EXERCISE OBJECTIVE: Give the number of lines in the entries that contain "Office". State only the count.

Records from a collection:
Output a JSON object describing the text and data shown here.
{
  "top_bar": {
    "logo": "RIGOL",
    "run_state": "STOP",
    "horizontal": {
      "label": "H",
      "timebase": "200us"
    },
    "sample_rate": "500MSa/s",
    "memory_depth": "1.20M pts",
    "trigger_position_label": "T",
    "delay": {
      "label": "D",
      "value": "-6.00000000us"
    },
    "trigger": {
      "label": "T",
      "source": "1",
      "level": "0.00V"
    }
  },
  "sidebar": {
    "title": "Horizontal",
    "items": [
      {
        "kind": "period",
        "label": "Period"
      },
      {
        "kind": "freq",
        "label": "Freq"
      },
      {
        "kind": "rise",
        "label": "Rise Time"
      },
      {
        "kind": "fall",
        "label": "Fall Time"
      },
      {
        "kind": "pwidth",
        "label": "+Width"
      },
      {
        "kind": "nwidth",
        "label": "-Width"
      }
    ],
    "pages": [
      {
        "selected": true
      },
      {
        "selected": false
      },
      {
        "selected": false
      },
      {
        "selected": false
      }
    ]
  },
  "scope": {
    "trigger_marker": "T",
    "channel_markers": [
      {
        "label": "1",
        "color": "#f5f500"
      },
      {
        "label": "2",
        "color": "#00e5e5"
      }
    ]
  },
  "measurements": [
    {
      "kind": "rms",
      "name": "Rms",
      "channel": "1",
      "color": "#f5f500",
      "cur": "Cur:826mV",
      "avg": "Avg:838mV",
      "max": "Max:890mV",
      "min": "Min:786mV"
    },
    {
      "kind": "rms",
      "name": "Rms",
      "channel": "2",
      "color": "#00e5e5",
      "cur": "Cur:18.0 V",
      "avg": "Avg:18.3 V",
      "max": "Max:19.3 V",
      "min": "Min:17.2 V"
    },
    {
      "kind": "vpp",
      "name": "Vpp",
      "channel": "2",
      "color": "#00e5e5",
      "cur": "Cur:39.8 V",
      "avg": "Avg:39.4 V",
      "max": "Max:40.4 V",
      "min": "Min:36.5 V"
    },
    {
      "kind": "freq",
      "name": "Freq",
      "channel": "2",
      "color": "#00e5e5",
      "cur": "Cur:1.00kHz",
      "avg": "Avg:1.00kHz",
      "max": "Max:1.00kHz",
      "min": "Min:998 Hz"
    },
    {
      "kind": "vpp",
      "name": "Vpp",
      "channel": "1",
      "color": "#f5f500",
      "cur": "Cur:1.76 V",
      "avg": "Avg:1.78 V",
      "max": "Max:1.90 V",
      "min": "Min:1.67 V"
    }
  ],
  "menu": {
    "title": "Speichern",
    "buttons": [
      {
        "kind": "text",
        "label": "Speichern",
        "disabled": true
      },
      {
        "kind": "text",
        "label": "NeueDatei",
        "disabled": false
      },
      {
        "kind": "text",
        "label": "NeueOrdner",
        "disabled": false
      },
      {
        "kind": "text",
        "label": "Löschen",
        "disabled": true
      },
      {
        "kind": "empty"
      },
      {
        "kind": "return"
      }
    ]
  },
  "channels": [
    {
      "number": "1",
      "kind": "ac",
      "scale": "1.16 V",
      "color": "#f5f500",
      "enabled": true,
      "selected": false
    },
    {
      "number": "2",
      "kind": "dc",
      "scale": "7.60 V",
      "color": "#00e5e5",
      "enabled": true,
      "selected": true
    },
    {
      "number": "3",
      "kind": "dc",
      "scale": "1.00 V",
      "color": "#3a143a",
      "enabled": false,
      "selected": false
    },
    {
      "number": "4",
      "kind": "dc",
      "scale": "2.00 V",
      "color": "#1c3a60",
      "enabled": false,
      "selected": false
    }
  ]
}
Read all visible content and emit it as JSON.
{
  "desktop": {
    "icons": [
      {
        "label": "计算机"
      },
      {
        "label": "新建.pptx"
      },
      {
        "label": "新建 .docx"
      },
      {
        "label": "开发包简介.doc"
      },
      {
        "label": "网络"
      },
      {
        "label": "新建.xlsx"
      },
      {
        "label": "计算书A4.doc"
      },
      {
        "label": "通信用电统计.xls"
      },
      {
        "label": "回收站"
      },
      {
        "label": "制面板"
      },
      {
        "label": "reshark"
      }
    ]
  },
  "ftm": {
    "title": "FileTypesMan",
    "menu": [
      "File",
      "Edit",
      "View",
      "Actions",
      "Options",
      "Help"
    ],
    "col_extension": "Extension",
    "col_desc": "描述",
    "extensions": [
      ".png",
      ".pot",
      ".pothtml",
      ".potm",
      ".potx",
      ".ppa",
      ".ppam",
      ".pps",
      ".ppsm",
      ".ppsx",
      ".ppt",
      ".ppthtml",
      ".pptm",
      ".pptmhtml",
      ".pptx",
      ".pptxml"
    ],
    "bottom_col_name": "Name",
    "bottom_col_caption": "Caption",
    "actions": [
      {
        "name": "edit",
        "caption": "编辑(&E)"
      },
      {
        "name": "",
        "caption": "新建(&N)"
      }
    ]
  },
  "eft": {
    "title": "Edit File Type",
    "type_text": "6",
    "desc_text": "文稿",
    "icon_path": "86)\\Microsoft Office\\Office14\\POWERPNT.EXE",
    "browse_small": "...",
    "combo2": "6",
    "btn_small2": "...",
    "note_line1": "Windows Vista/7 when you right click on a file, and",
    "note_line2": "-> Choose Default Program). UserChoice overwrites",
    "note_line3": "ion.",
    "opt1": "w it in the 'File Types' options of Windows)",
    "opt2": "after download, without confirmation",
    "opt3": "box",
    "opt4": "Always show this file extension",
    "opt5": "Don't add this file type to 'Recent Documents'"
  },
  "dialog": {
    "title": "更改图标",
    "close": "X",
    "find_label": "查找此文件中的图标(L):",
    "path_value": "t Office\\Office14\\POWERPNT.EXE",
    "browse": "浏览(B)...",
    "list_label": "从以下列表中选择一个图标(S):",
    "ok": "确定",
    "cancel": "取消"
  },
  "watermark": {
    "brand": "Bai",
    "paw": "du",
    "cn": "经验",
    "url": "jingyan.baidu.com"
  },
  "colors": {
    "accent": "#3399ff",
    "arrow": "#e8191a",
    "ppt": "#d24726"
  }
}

FULL RESPONSE: 2